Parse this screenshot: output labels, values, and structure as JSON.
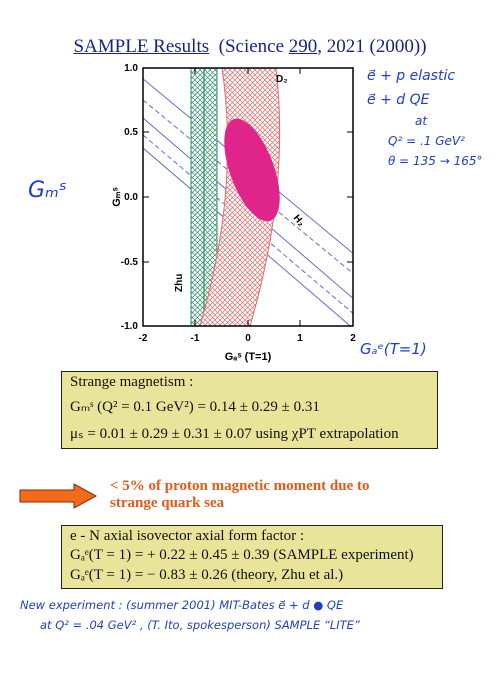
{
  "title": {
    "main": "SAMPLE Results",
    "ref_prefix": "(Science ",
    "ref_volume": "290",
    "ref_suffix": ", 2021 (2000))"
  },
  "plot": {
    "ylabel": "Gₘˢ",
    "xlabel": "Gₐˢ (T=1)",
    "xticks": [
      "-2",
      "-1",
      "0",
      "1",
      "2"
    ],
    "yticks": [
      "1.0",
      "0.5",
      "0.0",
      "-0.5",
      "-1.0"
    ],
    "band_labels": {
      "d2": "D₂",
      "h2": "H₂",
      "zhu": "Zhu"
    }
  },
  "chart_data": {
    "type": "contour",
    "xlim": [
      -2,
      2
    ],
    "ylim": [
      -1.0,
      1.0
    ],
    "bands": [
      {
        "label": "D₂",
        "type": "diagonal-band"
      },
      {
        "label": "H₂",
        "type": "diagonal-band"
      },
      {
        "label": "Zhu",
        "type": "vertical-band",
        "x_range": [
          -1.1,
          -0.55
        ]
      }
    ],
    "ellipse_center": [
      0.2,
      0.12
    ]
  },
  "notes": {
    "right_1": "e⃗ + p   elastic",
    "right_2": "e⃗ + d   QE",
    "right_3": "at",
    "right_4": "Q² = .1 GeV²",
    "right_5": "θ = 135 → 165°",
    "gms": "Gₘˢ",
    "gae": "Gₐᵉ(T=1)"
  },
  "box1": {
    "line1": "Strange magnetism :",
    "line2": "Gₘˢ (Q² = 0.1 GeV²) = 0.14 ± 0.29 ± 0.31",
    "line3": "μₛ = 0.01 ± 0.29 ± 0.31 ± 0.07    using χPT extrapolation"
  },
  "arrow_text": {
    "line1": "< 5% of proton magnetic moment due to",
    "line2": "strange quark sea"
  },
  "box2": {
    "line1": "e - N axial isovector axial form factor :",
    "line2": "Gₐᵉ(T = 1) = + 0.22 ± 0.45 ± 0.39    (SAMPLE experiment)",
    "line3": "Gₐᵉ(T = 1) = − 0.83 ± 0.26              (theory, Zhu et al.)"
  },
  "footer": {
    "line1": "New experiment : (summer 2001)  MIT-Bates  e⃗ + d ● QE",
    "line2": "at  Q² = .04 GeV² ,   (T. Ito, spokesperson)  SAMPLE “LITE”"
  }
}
▬▬▬▬▬▬▬▬▬▬
Omit every image. Quote each record exactly.

### Complete response
Parse this screenshot: output labels, values, and structure as JSON.
{
  "title": {
    "main": "SAMPLE Results",
    "ref_prefix": "(Science ",
    "ref_volume": "290",
    "ref_suffix": ", 2021 (2000))"
  },
  "plot": {
    "ylabel": "Gₘˢ",
    "xlabel": "Gₐˢ (T=1)",
    "xticks": [
      "-2",
      "-1",
      "0",
      "1",
      "2"
    ],
    "yticks": [
      "1.0",
      "0.5",
      "0.0",
      "-0.5",
      "-1.0"
    ],
    "band_labels": {
      "d2": "D₂",
      "h2": "H₂",
      "zhu": "Zhu"
    }
  },
  "chart_data": {
    "type": "contour",
    "xlim": [
      -2,
      2
    ],
    "ylim": [
      -1.0,
      1.0
    ],
    "bands": [
      {
        "label": "D₂",
        "type": "diagonal-band"
      },
      {
        "label": "H₂",
        "type": "diagonal-band"
      },
      {
        "label": "Zhu",
        "type": "vertical-band",
        "x_range": [
          -1.1,
          -0.55
        ]
      }
    ],
    "ellipse_center": [
      0.2,
      0.12
    ]
  },
  "notes": {
    "right_1": "e⃗ + p   elastic",
    "right_2": "e⃗ + d   QE",
    "right_3": "at",
    "right_4": "Q² = .1 GeV²",
    "right_5": "θ = 135 → 165°",
    "gms": "Gₘˢ",
    "gae": "Gₐᵉ(T=1)"
  },
  "box1": {
    "line1": "Strange magnetism :",
    "line2": "Gₘˢ (Q² = 0.1 GeV²) = 0.14 ± 0.29 ± 0.31",
    "line3": "μₛ = 0.01 ± 0.29 ± 0.31 ± 0.07    using χPT extrapolation"
  },
  "arrow_text": {
    "line1": "< 5% of proton magnetic moment due to",
    "line2": "strange quark sea"
  },
  "box2": {
    "line1": "e - N axial isovector axial form factor :",
    "line2": "Gₐᵉ(T = 1) = + 0.22 ± 0.45 ± 0.39    (SAMPLE experiment)",
    "line3": "Gₐᵉ(T = 1) = − 0.83 ± 0.26              (theory, Zhu et al.)"
  },
  "footer": {
    "line1": "New experiment : (summer 2001)  MIT-Bates  e⃗ + d ● QE",
    "line2": "at  Q² = .04 GeV² ,   (T. Ito, spokesperson)  SAMPLE “LITE”"
  }
}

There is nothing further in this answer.